→ Problem to solve: Report every line in the listing that contains the string "structured".

......

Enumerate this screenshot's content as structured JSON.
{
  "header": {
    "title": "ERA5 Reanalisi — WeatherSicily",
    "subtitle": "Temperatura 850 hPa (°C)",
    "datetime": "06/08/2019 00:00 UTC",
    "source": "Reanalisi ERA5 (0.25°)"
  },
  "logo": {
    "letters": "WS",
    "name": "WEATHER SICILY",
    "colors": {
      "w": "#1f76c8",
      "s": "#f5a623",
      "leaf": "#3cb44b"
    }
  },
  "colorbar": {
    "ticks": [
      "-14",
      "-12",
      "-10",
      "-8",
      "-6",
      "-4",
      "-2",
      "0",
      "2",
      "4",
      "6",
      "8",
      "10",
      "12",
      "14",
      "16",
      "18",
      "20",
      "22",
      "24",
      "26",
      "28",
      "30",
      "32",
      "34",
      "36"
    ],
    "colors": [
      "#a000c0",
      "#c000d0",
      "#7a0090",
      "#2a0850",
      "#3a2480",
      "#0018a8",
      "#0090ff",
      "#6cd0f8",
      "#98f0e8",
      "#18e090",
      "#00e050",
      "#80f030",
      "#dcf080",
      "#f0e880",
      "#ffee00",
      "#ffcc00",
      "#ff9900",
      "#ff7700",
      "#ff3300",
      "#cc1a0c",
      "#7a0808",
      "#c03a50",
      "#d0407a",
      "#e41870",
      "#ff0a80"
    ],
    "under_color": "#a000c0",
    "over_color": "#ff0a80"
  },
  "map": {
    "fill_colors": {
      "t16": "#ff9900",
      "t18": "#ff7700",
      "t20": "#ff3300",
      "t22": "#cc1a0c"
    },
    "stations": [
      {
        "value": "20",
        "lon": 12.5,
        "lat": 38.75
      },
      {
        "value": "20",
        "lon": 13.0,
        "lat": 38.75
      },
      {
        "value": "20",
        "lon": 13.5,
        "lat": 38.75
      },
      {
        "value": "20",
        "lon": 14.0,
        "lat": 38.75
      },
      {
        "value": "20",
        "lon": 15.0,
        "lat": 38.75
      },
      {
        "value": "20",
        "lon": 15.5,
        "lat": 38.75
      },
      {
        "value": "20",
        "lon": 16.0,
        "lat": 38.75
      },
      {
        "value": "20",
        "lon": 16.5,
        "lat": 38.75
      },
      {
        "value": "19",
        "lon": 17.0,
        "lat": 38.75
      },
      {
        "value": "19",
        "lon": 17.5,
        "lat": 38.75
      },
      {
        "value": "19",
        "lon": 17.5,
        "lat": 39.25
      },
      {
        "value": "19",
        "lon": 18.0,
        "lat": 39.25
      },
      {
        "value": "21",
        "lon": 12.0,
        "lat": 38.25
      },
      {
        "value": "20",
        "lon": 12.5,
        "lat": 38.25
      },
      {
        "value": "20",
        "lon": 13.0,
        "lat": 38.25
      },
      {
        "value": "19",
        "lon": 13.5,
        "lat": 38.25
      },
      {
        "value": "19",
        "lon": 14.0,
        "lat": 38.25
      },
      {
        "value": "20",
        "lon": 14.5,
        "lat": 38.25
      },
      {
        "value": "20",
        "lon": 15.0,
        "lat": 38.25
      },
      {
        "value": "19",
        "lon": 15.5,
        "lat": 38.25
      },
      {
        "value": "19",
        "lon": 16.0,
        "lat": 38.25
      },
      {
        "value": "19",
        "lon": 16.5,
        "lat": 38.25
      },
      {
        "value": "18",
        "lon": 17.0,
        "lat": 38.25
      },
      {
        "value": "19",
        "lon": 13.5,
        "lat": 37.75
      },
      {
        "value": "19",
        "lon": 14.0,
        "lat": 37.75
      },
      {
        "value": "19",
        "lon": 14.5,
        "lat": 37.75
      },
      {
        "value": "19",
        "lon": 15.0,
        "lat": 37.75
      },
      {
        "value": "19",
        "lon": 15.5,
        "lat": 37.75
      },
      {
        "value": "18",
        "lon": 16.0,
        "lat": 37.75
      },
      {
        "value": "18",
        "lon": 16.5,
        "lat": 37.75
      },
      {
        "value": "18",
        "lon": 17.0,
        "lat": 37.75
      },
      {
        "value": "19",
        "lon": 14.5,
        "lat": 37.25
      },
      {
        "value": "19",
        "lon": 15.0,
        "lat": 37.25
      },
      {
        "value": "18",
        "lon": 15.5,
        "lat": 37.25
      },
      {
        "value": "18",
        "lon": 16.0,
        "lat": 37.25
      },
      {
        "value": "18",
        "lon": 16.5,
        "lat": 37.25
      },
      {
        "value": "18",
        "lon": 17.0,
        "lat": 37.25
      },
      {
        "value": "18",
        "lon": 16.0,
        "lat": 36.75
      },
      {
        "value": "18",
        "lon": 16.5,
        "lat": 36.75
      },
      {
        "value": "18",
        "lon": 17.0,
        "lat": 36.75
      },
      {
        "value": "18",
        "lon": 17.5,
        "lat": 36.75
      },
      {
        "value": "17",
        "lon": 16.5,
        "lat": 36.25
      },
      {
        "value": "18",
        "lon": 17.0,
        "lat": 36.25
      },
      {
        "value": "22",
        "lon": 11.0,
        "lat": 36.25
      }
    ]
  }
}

......

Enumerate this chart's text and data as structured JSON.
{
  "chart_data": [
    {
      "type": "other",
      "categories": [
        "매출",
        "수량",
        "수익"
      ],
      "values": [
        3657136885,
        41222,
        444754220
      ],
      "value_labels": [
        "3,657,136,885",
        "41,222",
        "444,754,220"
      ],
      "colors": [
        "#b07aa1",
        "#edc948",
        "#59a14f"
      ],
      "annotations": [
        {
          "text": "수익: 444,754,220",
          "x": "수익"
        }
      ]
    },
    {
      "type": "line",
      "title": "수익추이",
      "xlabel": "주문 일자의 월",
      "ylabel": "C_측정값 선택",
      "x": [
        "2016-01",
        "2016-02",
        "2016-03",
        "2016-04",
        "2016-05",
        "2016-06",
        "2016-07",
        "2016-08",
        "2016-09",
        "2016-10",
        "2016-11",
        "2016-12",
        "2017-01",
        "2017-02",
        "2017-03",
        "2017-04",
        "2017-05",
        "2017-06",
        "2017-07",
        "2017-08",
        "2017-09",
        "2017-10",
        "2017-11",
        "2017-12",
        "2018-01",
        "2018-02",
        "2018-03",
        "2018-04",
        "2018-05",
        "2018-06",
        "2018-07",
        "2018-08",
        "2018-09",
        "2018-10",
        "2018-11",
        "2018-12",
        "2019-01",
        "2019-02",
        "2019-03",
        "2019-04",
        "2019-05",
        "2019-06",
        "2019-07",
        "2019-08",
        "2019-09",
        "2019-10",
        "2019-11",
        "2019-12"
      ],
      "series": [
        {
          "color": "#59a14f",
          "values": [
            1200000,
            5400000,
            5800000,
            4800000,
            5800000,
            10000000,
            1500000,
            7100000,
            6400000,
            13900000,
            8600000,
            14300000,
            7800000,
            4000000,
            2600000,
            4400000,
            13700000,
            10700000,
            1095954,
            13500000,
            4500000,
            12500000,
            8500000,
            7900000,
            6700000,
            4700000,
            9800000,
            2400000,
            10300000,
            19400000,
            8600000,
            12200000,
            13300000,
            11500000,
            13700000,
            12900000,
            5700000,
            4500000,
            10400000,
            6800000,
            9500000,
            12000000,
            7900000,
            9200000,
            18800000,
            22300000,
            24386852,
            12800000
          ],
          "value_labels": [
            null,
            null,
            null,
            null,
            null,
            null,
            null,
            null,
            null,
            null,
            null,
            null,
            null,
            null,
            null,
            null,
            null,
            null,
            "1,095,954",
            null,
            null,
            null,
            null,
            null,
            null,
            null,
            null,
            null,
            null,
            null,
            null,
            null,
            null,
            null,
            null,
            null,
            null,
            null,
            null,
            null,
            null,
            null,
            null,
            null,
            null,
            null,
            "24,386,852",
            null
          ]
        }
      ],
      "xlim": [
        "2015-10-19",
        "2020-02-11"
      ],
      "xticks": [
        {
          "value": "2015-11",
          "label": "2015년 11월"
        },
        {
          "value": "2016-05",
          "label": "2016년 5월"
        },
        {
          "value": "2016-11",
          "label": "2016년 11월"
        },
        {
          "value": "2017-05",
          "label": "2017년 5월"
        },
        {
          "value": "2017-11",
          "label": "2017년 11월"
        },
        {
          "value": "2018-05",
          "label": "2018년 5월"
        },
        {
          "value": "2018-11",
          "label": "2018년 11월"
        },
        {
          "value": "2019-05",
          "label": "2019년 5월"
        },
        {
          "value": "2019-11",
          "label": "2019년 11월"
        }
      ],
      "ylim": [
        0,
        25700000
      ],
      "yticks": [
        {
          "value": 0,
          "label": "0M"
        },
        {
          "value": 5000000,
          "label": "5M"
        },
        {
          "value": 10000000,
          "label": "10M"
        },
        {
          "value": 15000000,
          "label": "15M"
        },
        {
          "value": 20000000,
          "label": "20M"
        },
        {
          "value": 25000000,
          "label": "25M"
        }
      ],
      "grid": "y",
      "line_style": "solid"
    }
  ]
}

......

→ Exercise solution:
Enumerate this screenshot's content as structured JSON.
Enumerate this chart's text and data as structured JSON.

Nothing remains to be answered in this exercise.